Collected data.
_ _ _

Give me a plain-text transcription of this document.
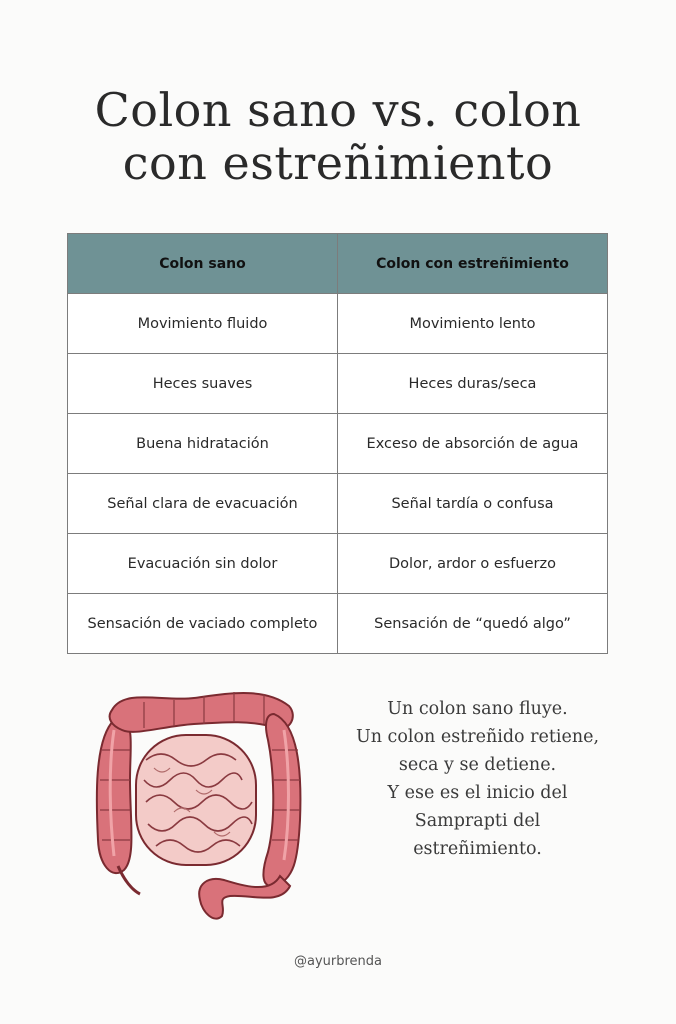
Colon sano vs. colon
con estreñimiento
Colon sano	Colon con estreñimiento
Movimiento fluido	Movimiento lento
Heces suaves	Heces duras/seca
Buena hidratación	Exceso de absorción de agua
Señal clara de evacuación	Señal tardía o confusa
Evacuación sin dolor	Dolor, ardor o esfuerzo
Sensación de vaciado completo	Sensación de “quedó algo”
Un colon sano fluye.
Un colon estreñido retiene,
seca y se detiene.
Y ese es el inicio del
Samprapti del
estreñimiento.
@ayurbrenda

_ _ _

Set problem.
Your task is to gather all lines from the entries above that hold the word "sano".

The completed task.
Colon sano vs. colon
Colon sano	Colon con estreñimiento
Un colon sano fluye.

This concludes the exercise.